All the data below goes into the copy word for word, but the pictures don't.

(Records from a collection of figures)
[start]
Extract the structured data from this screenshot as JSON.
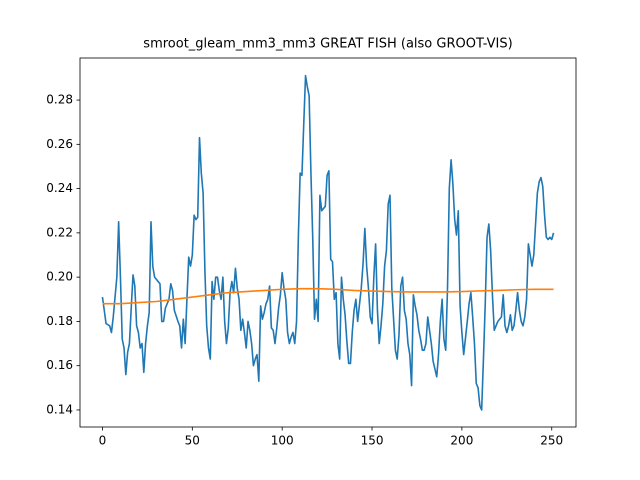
{
  "chart_data": {
    "type": "line",
    "title": "smroot_gleam_mm3_mm3 GREAT FISH (also GROOT-VIS)",
    "xlim": [
      -12.5,
      263.5
    ],
    "xticks": [
      0,
      50,
      100,
      150,
      200,
      250
    ],
    "ylim": [
      0.1323,
      0.299
    ],
    "yticks": [
      0.14,
      0.16,
      0.18,
      {
        "value": 0.2,
        "label": "0.20"
      },
      0.22,
      0.24,
      0.26,
      0.28
    ],
    "series": [
      {
        "color": "#1f77b4",
        "x": [
          0,
          2,
          4,
          5,
          6,
          8,
          9,
          10,
          11,
          12,
          13,
          14,
          15,
          16,
          17,
          18,
          19,
          20,
          21,
          22,
          23,
          24,
          25,
          26,
          27,
          28,
          29,
          30,
          32,
          33,
          34,
          35,
          37,
          38,
          39,
          40,
          42,
          43,
          44,
          45,
          46,
          47,
          48,
          49,
          50,
          51,
          52,
          53,
          54,
          55,
          56,
          57,
          58,
          59,
          60,
          61,
          62,
          63,
          64,
          65,
          66,
          67,
          68,
          69,
          70,
          71,
          72,
          73,
          74,
          75,
          76,
          77,
          78,
          79,
          80,
          81,
          82,
          83,
          84,
          85,
          86,
          87,
          88,
          89,
          90,
          91,
          92,
          93,
          94,
          95,
          96,
          97,
          98,
          99,
          100,
          101,
          102,
          103,
          104,
          105,
          106,
          107,
          108,
          109,
          110,
          111,
          112,
          113,
          114,
          115,
          116,
          117,
          118,
          119,
          120,
          121,
          122,
          124,
          125,
          126,
          127,
          128,
          129,
          130,
          131,
          132,
          133,
          134,
          135,
          136,
          137,
          138,
          139,
          140,
          141,
          142,
          144,
          145,
          146,
          147,
          148,
          149,
          150,
          151,
          152,
          153,
          154,
          155,
          156,
          157,
          158,
          159,
          160,
          161,
          163,
          164,
          165,
          166,
          167,
          168,
          169,
          170,
          171,
          172,
          173,
          174,
          175,
          176,
          177,
          178,
          179,
          180,
          181,
          183,
          184,
          186,
          187,
          188,
          189,
          190,
          191,
          192,
          193,
          194,
          195,
          196,
          197,
          198,
          199,
          200,
          201,
          203,
          204,
          205,
          206,
          207,
          208,
          209,
          210,
          211,
          212,
          213,
          214,
          215,
          216,
          217,
          218,
          219,
          220,
          222,
          223,
          224,
          225,
          226,
          227,
          228,
          229,
          230,
          231,
          232,
          233,
          234,
          235,
          236,
          237,
          238,
          239,
          240,
          242,
          243,
          244,
          245,
          246,
          247,
          248,
          249,
          250,
          251
        ],
        "values": [
          0.191,
          0.179,
          0.178,
          0.175,
          0.182,
          0.2,
          0.225,
          0.2,
          0.172,
          0.168,
          0.156,
          0.166,
          0.17,
          0.186,
          0.201,
          0.196,
          0.178,
          0.175,
          0.168,
          0.17,
          0.157,
          0.17,
          0.178,
          0.184,
          0.225,
          0.205,
          0.2,
          0.199,
          0.197,
          0.18,
          0.18,
          0.186,
          0.19,
          0.197,
          0.194,
          0.185,
          0.18,
          0.178,
          0.168,
          0.181,
          0.17,
          0.19,
          0.209,
          0.205,
          0.21,
          0.228,
          0.226,
          0.227,
          0.263,
          0.247,
          0.238,
          0.203,
          0.178,
          0.168,
          0.163,
          0.198,
          0.19,
          0.2,
          0.2,
          0.194,
          0.19,
          0.2,
          0.18,
          0.17,
          0.177,
          0.193,
          0.198,
          0.193,
          0.204,
          0.195,
          0.19,
          0.176,
          0.181,
          0.175,
          0.168,
          0.18,
          0.176,
          0.17,
          0.16,
          0.163,
          0.165,
          0.153,
          0.187,
          0.181,
          0.184,
          0.188,
          0.19,
          0.196,
          0.177,
          0.176,
          0.17,
          0.177,
          0.186,
          0.192,
          0.202,
          0.195,
          0.19,
          0.175,
          0.17,
          0.173,
          0.175,
          0.17,
          0.18,
          0.218,
          0.247,
          0.246,
          0.269,
          0.291,
          0.286,
          0.282,
          0.247,
          0.218,
          0.181,
          0.19,
          0.18,
          0.237,
          0.23,
          0.232,
          0.246,
          0.248,
          0.208,
          0.207,
          0.19,
          0.193,
          0.17,
          0.163,
          0.2,
          0.19,
          0.183,
          0.171,
          0.161,
          0.161,
          0.175,
          0.185,
          0.19,
          0.18,
          0.195,
          0.206,
          0.222,
          0.205,
          0.195,
          0.182,
          0.179,
          0.2,
          0.215,
          0.185,
          0.17,
          0.178,
          0.188,
          0.205,
          0.212,
          0.233,
          0.237,
          0.195,
          0.167,
          0.163,
          0.174,
          0.196,
          0.2,
          0.185,
          0.181,
          0.17,
          0.165,
          0.151,
          0.192,
          0.187,
          0.183,
          0.176,
          0.172,
          0.167,
          0.167,
          0.17,
          0.182,
          0.17,
          0.162,
          0.155,
          0.165,
          0.18,
          0.19,
          0.172,
          0.167,
          0.195,
          0.24,
          0.253,
          0.242,
          0.226,
          0.219,
          0.23,
          0.187,
          0.175,
          0.165,
          0.18,
          0.188,
          0.193,
          0.182,
          0.17,
          0.152,
          0.15,
          0.142,
          0.14,
          0.163,
          0.188,
          0.218,
          0.224,
          0.212,
          0.192,
          0.176,
          0.178,
          0.18,
          0.182,
          0.192,
          0.178,
          0.175,
          0.178,
          0.183,
          0.176,
          0.178,
          0.185,
          0.193,
          0.185,
          0.18,
          0.178,
          0.182,
          0.19,
          0.215,
          0.21,
          0.205,
          0.21,
          0.238,
          0.243,
          0.245,
          0.241,
          0.228,
          0.218,
          0.217,
          0.218,
          0.217,
          0.22
        ]
      },
      {
        "color": "#ff7f0e",
        "x": [
          0,
          10,
          20,
          30,
          40,
          50,
          60,
          70,
          80,
          90,
          100,
          110,
          120,
          130,
          140,
          150,
          160,
          170,
          180,
          190,
          200,
          210,
          220,
          230,
          240,
          251
        ],
        "values": [
          0.188,
          0.188,
          0.1885,
          0.189,
          0.19,
          0.191,
          0.192,
          0.193,
          0.1935,
          0.194,
          0.1945,
          0.1948,
          0.1948,
          0.1945,
          0.194,
          0.1937,
          0.1935,
          0.1933,
          0.1933,
          0.1933,
          0.1935,
          0.1938,
          0.194,
          0.1943,
          0.1945,
          0.1945
        ]
      }
    ]
  }
}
[end]
:: SOLUTION TO THE PROBLEM ::
Extract the structured data from this screenshot as JSON.
{
  "chart_data": {
    "type": "line",
    "title": "smroot_gleam_mm3_mm3 GREAT FISH (also GROOT-VIS)",
    "xlim": [
      -12.5,
      263.5
    ],
    "xticks": [
      0,
      50,
      100,
      150,
      200,
      250
    ],
    "ylim": [
      0.1323,
      0.299
    ],
    "yticks": [
      0.14,
      0.16,
      0.18,
      {
        "value": 0.2,
        "label": "0.20"
      },
      0.22,
      0.24,
      0.26,
      0.28
    ],
    "series": [
      {
        "color": "#1f77b4",
        "x": [
          0,
          2,
          4,
          5,
          6,
          8,
          9,
          10,
          11,
          12,
          13,
          14,
          15,
          16,
          17,
          18,
          19,
          20,
          21,
          22,
          23,
          24,
          25,
          26,
          27,
          28,
          29,
          30,
          32,
          33,
          34,
          35,
          37,
          38,
          39,
          40,
          42,
          43,
          44,
          45,
          46,
          47,
          48,
          49,
          50,
          51,
          52,
          53,
          54,
          55,
          56,
          57,
          58,
          59,
          60,
          61,
          62,
          63,
          64,
          65,
          66,
          67,
          68,
          69,
          70,
          71,
          72,
          73,
          74,
          75,
          76,
          77,
          78,
          79,
          80,
          81,
          82,
          83,
          84,
          85,
          86,
          87,
          88,
          89,
          90,
          91,
          92,
          93,
          94,
          95,
          96,
          97,
          98,
          99,
          100,
          101,
          102,
          103,
          104,
          105,
          106,
          107,
          108,
          109,
          110,
          111,
          112,
          113,
          114,
          115,
          116,
          117,
          118,
          119,
          120,
          121,
          122,
          124,
          125,
          126,
          127,
          128,
          129,
          130,
          131,
          132,
          133,
          134,
          135,
          136,
          137,
          138,
          139,
          140,
          141,
          142,
          144,
          145,
          146,
          147,
          148,
          149,
          150,
          151,
          152,
          153,
          154,
          155,
          156,
          157,
          158,
          159,
          160,
          161,
          163,
          164,
          165,
          166,
          167,
          168,
          169,
          170,
          171,
          172,
          173,
          174,
          175,
          176,
          177,
          178,
          179,
          180,
          181,
          183,
          184,
          186,
          187,
          188,
          189,
          190,
          191,
          192,
          193,
          194,
          195,
          196,
          197,
          198,
          199,
          200,
          201,
          203,
          204,
          205,
          206,
          207,
          208,
          209,
          210,
          211,
          212,
          213,
          214,
          215,
          216,
          217,
          218,
          219,
          220,
          222,
          223,
          224,
          225,
          226,
          227,
          228,
          229,
          230,
          231,
          232,
          233,
          234,
          235,
          236,
          237,
          238,
          239,
          240,
          242,
          243,
          244,
          245,
          246,
          247,
          248,
          249,
          250,
          251
        ],
        "values": [
          0.191,
          0.179,
          0.178,
          0.175,
          0.182,
          0.2,
          0.225,
          0.2,
          0.172,
          0.168,
          0.156,
          0.166,
          0.17,
          0.186,
          0.201,
          0.196,
          0.178,
          0.175,
          0.168,
          0.17,
          0.157,
          0.17,
          0.178,
          0.184,
          0.225,
          0.205,
          0.2,
          0.199,
          0.197,
          0.18,
          0.18,
          0.186,
          0.19,
          0.197,
          0.194,
          0.185,
          0.18,
          0.178,
          0.168,
          0.181,
          0.17,
          0.19,
          0.209,
          0.205,
          0.21,
          0.228,
          0.226,
          0.227,
          0.263,
          0.247,
          0.238,
          0.203,
          0.178,
          0.168,
          0.163,
          0.198,
          0.19,
          0.2,
          0.2,
          0.194,
          0.19,
          0.2,
          0.18,
          0.17,
          0.177,
          0.193,
          0.198,
          0.193,
          0.204,
          0.195,
          0.19,
          0.176,
          0.181,
          0.175,
          0.168,
          0.18,
          0.176,
          0.17,
          0.16,
          0.163,
          0.165,
          0.153,
          0.187,
          0.181,
          0.184,
          0.188,
          0.19,
          0.196,
          0.177,
          0.176,
          0.17,
          0.177,
          0.186,
          0.192,
          0.202,
          0.195,
          0.19,
          0.175,
          0.17,
          0.173,
          0.175,
          0.17,
          0.18,
          0.218,
          0.247,
          0.246,
          0.269,
          0.291,
          0.286,
          0.282,
          0.247,
          0.218,
          0.181,
          0.19,
          0.18,
          0.237,
          0.23,
          0.232,
          0.246,
          0.248,
          0.208,
          0.207,
          0.19,
          0.193,
          0.17,
          0.163,
          0.2,
          0.19,
          0.183,
          0.171,
          0.161,
          0.161,
          0.175,
          0.185,
          0.19,
          0.18,
          0.195,
          0.206,
          0.222,
          0.205,
          0.195,
          0.182,
          0.179,
          0.2,
          0.215,
          0.185,
          0.17,
          0.178,
          0.188,
          0.205,
          0.212,
          0.233,
          0.237,
          0.195,
          0.167,
          0.163,
          0.174,
          0.196,
          0.2,
          0.185,
          0.181,
          0.17,
          0.165,
          0.151,
          0.192,
          0.187,
          0.183,
          0.176,
          0.172,
          0.167,
          0.167,
          0.17,
          0.182,
          0.17,
          0.162,
          0.155,
          0.165,
          0.18,
          0.19,
          0.172,
          0.167,
          0.195,
          0.24,
          0.253,
          0.242,
          0.226,
          0.219,
          0.23,
          0.187,
          0.175,
          0.165,
          0.18,
          0.188,
          0.193,
          0.182,
          0.17,
          0.152,
          0.15,
          0.142,
          0.14,
          0.163,
          0.188,
          0.218,
          0.224,
          0.212,
          0.192,
          0.176,
          0.178,
          0.18,
          0.182,
          0.192,
          0.178,
          0.175,
          0.178,
          0.183,
          0.176,
          0.178,
          0.185,
          0.193,
          0.185,
          0.18,
          0.178,
          0.182,
          0.19,
          0.215,
          0.21,
          0.205,
          0.21,
          0.238,
          0.243,
          0.245,
          0.241,
          0.228,
          0.218,
          0.217,
          0.218,
          0.217,
          0.22
        ]
      },
      {
        "color": "#ff7f0e",
        "x": [
          0,
          10,
          20,
          30,
          40,
          50,
          60,
          70,
          80,
          90,
          100,
          110,
          120,
          130,
          140,
          150,
          160,
          170,
          180,
          190,
          200,
          210,
          220,
          230,
          240,
          251
        ],
        "values": [
          0.188,
          0.188,
          0.1885,
          0.189,
          0.19,
          0.191,
          0.192,
          0.193,
          0.1935,
          0.194,
          0.1945,
          0.1948,
          0.1948,
          0.1945,
          0.194,
          0.1937,
          0.1935,
          0.1933,
          0.1933,
          0.1933,
          0.1935,
          0.1938,
          0.194,
          0.1943,
          0.1945,
          0.1945
        ]
      }
    ]
  }
}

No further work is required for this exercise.